◆ **GOAL OF THE EXERCISE**
Can you retype every record below exactly as written?

Figure record extracts:
+===+
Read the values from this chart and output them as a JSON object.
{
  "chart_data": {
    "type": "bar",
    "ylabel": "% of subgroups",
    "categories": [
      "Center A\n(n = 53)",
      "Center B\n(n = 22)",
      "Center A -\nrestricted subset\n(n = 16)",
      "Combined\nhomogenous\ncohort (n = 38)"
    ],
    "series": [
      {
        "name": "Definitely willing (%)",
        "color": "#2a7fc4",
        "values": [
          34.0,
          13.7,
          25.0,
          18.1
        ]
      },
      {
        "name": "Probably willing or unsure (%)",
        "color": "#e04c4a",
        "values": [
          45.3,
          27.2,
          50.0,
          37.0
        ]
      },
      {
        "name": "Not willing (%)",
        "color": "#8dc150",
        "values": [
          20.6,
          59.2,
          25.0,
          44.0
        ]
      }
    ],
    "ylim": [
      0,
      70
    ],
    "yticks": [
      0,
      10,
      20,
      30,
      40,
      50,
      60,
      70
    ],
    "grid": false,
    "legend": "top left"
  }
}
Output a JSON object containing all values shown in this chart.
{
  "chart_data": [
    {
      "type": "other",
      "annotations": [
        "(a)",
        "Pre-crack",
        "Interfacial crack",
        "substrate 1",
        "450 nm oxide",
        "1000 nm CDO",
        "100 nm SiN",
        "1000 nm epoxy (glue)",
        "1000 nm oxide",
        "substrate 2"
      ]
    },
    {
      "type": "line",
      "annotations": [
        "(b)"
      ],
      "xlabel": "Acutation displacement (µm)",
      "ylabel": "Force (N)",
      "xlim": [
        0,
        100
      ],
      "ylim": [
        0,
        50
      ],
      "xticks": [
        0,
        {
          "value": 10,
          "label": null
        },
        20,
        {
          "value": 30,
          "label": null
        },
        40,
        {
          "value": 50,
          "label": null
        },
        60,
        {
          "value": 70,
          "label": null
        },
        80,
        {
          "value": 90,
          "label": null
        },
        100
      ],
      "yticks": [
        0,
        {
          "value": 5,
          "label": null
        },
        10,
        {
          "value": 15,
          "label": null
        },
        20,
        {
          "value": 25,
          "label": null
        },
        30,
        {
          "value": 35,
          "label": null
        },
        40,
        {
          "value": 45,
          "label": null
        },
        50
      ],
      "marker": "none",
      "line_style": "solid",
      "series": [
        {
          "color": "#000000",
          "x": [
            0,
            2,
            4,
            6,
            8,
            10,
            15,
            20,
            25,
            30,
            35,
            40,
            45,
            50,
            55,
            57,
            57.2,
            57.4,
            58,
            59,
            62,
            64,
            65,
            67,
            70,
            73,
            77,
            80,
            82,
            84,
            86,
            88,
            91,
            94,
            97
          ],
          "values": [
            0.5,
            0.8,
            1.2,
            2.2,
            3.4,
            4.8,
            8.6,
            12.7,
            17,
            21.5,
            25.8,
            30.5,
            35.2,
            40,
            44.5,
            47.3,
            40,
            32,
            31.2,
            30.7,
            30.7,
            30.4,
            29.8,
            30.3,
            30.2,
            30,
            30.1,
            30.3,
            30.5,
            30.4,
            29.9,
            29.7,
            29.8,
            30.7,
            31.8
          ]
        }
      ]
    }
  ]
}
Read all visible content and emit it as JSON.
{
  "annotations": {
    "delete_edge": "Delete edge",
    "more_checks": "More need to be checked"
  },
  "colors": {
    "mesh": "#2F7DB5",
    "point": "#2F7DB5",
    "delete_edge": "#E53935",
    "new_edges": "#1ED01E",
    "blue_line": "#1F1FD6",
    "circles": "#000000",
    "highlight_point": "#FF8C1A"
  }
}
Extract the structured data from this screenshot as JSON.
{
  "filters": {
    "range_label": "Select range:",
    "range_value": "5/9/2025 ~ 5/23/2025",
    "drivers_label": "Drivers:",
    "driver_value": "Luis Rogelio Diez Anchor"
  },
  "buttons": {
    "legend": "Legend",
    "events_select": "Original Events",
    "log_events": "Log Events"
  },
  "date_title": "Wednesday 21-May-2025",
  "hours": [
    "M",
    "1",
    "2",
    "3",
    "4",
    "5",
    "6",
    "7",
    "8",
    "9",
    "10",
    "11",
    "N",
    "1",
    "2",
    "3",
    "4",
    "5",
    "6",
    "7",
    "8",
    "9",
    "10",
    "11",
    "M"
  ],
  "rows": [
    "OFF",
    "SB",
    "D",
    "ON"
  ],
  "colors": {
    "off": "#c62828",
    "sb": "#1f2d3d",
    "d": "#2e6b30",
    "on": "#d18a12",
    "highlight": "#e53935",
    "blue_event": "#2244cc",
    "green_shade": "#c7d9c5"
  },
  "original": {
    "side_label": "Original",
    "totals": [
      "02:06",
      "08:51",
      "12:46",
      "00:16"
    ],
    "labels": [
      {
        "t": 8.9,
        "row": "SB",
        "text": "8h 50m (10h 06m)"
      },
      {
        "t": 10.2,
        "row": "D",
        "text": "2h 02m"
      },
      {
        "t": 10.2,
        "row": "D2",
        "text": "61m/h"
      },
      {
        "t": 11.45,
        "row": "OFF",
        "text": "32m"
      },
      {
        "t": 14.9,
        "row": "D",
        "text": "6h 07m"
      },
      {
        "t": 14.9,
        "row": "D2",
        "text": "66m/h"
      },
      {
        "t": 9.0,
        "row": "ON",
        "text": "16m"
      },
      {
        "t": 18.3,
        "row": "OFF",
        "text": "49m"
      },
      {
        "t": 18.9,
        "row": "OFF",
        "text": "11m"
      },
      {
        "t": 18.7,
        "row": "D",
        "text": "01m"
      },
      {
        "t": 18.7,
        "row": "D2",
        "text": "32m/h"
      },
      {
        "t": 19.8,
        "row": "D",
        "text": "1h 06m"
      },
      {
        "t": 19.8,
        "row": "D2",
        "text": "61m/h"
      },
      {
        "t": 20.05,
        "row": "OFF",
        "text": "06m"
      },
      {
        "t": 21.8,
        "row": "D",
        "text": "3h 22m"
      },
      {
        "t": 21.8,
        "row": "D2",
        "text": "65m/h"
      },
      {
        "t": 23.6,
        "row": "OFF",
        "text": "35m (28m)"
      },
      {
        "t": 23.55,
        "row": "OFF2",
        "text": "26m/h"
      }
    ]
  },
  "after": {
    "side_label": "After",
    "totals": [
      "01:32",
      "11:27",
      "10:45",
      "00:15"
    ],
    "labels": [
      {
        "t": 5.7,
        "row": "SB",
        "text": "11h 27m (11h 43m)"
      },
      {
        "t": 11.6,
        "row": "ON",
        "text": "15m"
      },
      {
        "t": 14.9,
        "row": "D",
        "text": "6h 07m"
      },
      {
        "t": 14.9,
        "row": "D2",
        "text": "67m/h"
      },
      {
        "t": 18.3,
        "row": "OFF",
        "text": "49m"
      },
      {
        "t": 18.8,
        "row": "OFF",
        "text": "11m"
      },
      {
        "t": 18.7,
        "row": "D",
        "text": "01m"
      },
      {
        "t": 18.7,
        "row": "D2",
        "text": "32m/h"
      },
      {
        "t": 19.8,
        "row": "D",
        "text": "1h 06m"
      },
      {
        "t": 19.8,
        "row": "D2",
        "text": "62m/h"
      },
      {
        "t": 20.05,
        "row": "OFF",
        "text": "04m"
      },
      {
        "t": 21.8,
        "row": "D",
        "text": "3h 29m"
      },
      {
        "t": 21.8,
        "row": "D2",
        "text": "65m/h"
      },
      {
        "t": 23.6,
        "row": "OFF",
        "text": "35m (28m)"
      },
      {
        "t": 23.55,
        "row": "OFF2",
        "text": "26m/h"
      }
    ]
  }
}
+===+
◆ **ANSWER TO THIS TASK**
Read the values from this chart and output them as a JSON object.
{
  "chart_data": {
    "type": "bar",
    "ylabel": "% of subgroups",
    "categories": [
      "Center A\n(n = 53)",
      "Center B\n(n = 22)",
      "Center A -\nrestricted subset\n(n = 16)",
      "Combined\nhomogenous\ncohort (n = 38)"
    ],
    "series": [
      {
        "name": "Definitely willing (%)",
        "color": "#2a7fc4",
        "values": [
          34.0,
          13.7,
          25.0,
          18.1
        ]
      },
      {
        "name": "Probably willing or unsure (%)",
        "color": "#e04c4a",
        "values": [
          45.3,
          27.2,
          50.0,
          37.0
        ]
      },
      {
        "name": "Not willing (%)",
        "color": "#8dc150",
        "values": [
          20.6,
          59.2,
          25.0,
          44.0
        ]
      }
    ],
    "ylim": [
      0,
      70
    ],
    "yticks": [
      0,
      10,
      20,
      30,
      40,
      50,
      60,
      70
    ],
    "grid": false,
    "legend": "top left"
  }
}
Output a JSON object containing all values shown in this chart.
{
  "chart_data": [
    {
      "type": "other",
      "annotations": [
        "(a)",
        "Pre-crack",
        "Interfacial crack",
        "substrate 1",
        "450 nm oxide",
        "1000 nm CDO",
        "100 nm SiN",
        "1000 nm epoxy (glue)",
        "1000 nm oxide",
        "substrate 2"
      ]
    },
    {
      "type": "line",
      "annotations": [
        "(b)"
      ],
      "xlabel": "Acutation displacement (µm)",
      "ylabel": "Force (N)",
      "xlim": [
        0,
        100
      ],
      "ylim": [
        0,
        50
      ],
      "xticks": [
        0,
        {
          "value": 10,
          "label": null
        },
        20,
        {
          "value": 30,
          "label": null
        },
        40,
        {
          "value": 50,
          "label": null
        },
        60,
        {
          "value": 70,
          "label": null
        },
        80,
        {
          "value": 90,
          "label": null
        },
        100
      ],
      "yticks": [
        0,
        {
          "value": 5,
          "label": null
        },
        10,
        {
          "value": 15,
          "label": null
        },
        20,
        {
          "value": 25,
          "label": null
        },
        30,
        {
          "value": 35,
          "label": null
        },
        40,
        {
          "value": 45,
          "label": null
        },
        50
      ],
      "marker": "none",
      "line_style": "solid",
      "series": [
        {
          "color": "#000000",
          "x": [
            0,
            2,
            4,
            6,
            8,
            10,
            15,
            20,
            25,
            30,
            35,
            40,
            45,
            50,
            55,
            57,
            57.2,
            57.4,
            58,
            59,
            62,
            64,
            65,
            67,
            70,
            73,
            77,
            80,
            82,
            84,
            86,
            88,
            91,
            94,
            97
          ],
          "values": [
            0.5,
            0.8,
            1.2,
            2.2,
            3.4,
            4.8,
            8.6,
            12.7,
            17,
            21.5,
            25.8,
            30.5,
            35.2,
            40,
            44.5,
            47.3,
            40,
            32,
            31.2,
            30.7,
            30.7,
            30.4,
            29.8,
            30.3,
            30.2,
            30,
            30.1,
            30.3,
            30.5,
            30.4,
            29.9,
            29.7,
            29.8,
            30.7,
            31.8
          ]
        }
      ]
    }
  ]
}
Read all visible content and emit it as JSON.
{
  "annotations": {
    "delete_edge": "Delete edge",
    "more_checks": "More need to be checked"
  },
  "colors": {
    "mesh": "#2F7DB5",
    "point": "#2F7DB5",
    "delete_edge": "#E53935",
    "new_edges": "#1ED01E",
    "blue_line": "#1F1FD6",
    "circles": "#000000",
    "highlight_point": "#FF8C1A"
  }
}
Extract the structured data from this screenshot as JSON.
{
  "filters": {
    "range_label": "Select range:",
    "range_value": "5/9/2025 ~ 5/23/2025",
    "drivers_label": "Drivers:",
    "driver_value": "Luis Rogelio Diez Anchor"
  },
  "buttons": {
    "legend": "Legend",
    "events_select": "Original Events",
    "log_events": "Log Events"
  },
  "date_title": "Wednesday 21-May-2025",
  "hours": [
    "M",
    "1",
    "2",
    "3",
    "4",
    "5",
    "6",
    "7",
    "8",
    "9",
    "10",
    "11",
    "N",
    "1",
    "2",
    "3",
    "4",
    "5",
    "6",
    "7",
    "8",
    "9",
    "10",
    "11",
    "M"
  ],
  "rows": [
    "OFF",
    "SB",
    "D",
    "ON"
  ],
  "colors": {
    "off": "#c62828",
    "sb": "#1f2d3d",
    "d": "#2e6b30",
    "on": "#d18a12",
    "highlight": "#e53935",
    "blue_event": "#2244cc",
    "green_shade": "#c7d9c5"
  },
  "original": {
    "side_label": "Original",
    "totals": [
      "02:06",
      "08:51",
      "12:46",
      "00:16"
    ],
    "labels": [
      {
        "t": 8.9,
        "row": "SB",
        "text": "8h 50m (10h 06m)"
      },
      {
        "t": 10.2,
        "row": "D",
        "text": "2h 02m"
      },
      {
        "t": 10.2,
        "row": "D2",
        "text": "61m/h"
      },
      {
        "t": 11.45,
        "row": "OFF",
        "text": "32m"
      },
      {
        "t": 14.9,
        "row": "D",
        "text": "6h 07m"
      },
      {
        "t": 14.9,
        "row": "D2",
        "text": "66m/h"
      },
      {
        "t": 9.0,
        "row": "ON",
        "text": "16m"
      },
      {
        "t": 18.3,
        "row": "OFF",
        "text": "49m"
      },
      {
        "t": 18.9,
        "row": "OFF",
        "text": "11m"
      },
      {
        "t": 18.7,
        "row": "D",
        "text": "01m"
      },
      {
        "t": 18.7,
        "row": "D2",
        "text": "32m/h"
      },
      {
        "t": 19.8,
        "row": "D",
        "text": "1h 06m"
      },
      {
        "t": 19.8,
        "row": "D2",
        "text": "61m/h"
      },
      {
        "t": 20.05,
        "row": "OFF",
        "text": "06m"
      },
      {
        "t": 21.8,
        "row": "D",
        "text": "3h 22m"
      },
      {
        "t": 21.8,
        "row": "D2",
        "text": "65m/h"
      },
      {
        "t": 23.6,
        "row": "OFF",
        "text": "35m (28m)"
      },
      {
        "t": 23.55,
        "row": "OFF2",
        "text": "26m/h"
      }
    ]
  },
  "after": {
    "side_label": "After",
    "totals": [
      "01:32",
      "11:27",
      "10:45",
      "00:15"
    ],
    "labels": [
      {
        "t": 5.7,
        "row": "SB",
        "text": "11h 27m (11h 43m)"
      },
      {
        "t": 11.6,
        "row": "ON",
        "text": "15m"
      },
      {
        "t": 14.9,
        "row": "D",
        "text": "6h 07m"
      },
      {
        "t": 14.9,
        "row": "D2",
        "text": "67m/h"
      },
      {
        "t": 18.3,
        "row": "OFF",
        "text": "49m"
      },
      {
        "t": 18.8,
        "row": "OFF",
        "text": "11m"
      },
      {
        "t": 18.7,
        "row": "D",
        "text": "01m"
      },
      {
        "t": 18.7,
        "row": "D2",
        "text": "32m/h"
      },
      {
        "t": 19.8,
        "row": "D",
        "text": "1h 06m"
      },
      {
        "t": 19.8,
        "row": "D2",
        "text": "62m/h"
      },
      {
        "t": 20.05,
        "row": "OFF",
        "text": "04m"
      },
      {
        "t": 21.8,
        "row": "D",
        "text": "3h 29m"
      },
      {
        "t": 21.8,
        "row": "D2",
        "text": "65m/h"
      },
      {
        "t": 23.6,
        "row": "OFF",
        "text": "35m (28m)"
      },
      {
        "t": 23.55,
        "row": "OFF2",
        "text": "26m/h"
      }
    ]
  }
}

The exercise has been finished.